_To be done_: Pick out every line holding the string "values" and copy it.

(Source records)
━━━━━━
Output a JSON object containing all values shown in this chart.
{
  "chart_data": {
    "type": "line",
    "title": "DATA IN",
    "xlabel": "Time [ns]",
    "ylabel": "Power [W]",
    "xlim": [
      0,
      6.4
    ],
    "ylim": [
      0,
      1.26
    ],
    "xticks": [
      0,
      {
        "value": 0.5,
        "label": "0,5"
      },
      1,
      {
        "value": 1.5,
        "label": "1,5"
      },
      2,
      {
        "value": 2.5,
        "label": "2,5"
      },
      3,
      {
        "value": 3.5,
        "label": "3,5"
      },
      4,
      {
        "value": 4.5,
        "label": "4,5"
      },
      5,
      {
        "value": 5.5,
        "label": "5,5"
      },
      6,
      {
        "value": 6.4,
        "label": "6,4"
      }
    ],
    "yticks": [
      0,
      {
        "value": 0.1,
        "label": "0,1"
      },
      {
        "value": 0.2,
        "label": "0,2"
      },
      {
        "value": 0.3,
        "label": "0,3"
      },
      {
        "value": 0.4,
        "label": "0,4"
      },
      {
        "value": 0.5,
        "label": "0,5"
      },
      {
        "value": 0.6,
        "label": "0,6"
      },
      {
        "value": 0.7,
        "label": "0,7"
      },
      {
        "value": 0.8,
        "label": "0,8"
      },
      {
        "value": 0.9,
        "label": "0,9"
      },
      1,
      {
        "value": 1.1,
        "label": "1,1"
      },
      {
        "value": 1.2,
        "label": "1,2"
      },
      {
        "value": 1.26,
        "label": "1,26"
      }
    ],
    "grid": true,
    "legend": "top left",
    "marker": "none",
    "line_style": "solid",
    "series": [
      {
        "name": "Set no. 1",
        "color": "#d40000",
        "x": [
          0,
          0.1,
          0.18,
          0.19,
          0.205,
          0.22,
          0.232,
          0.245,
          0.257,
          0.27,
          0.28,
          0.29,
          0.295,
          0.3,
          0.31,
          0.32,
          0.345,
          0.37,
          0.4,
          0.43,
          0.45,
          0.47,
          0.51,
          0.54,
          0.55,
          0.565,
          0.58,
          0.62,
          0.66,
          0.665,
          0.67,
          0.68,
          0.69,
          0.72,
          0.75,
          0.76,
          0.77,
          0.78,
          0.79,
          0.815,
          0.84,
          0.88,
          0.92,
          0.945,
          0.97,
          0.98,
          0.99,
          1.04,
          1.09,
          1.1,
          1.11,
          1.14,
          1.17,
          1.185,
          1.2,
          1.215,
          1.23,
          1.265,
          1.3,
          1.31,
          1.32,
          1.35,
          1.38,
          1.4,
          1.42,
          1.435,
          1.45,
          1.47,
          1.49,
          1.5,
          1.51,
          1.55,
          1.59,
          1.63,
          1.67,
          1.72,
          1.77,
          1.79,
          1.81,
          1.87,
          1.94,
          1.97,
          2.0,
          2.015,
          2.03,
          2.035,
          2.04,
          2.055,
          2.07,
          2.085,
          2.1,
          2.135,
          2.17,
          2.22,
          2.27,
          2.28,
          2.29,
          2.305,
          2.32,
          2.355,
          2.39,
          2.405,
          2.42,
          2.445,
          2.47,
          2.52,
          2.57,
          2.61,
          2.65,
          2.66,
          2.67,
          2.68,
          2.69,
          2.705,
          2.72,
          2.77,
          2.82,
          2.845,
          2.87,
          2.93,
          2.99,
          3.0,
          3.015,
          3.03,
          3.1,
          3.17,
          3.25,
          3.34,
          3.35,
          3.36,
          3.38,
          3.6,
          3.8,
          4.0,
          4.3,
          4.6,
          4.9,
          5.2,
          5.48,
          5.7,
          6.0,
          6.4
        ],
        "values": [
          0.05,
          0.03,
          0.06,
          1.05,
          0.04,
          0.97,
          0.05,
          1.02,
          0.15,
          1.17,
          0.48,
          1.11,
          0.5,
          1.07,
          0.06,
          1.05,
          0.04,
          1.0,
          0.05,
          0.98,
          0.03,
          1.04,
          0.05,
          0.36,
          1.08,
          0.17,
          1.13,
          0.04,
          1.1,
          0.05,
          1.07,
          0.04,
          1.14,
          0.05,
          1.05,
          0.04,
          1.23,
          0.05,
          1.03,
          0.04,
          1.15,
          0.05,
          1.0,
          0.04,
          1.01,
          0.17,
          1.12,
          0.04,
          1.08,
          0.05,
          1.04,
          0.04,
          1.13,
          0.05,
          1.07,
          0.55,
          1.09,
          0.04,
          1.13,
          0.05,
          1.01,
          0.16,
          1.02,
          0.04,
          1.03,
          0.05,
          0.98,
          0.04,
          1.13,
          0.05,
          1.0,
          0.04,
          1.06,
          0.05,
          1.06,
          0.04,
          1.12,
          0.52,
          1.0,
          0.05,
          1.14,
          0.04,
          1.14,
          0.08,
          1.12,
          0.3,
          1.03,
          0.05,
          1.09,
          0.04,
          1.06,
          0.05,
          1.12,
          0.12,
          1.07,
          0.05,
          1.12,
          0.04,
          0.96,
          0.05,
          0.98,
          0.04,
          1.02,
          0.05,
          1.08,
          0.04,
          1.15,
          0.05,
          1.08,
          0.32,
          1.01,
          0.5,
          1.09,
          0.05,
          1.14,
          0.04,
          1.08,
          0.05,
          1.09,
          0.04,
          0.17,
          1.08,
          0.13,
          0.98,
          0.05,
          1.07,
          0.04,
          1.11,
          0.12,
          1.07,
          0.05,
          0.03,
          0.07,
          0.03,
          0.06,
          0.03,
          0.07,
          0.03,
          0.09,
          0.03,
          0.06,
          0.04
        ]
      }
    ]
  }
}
━━━━━━
_Completed exercise_:
Output a JSON object containing all values shown in this chart.
        "values": [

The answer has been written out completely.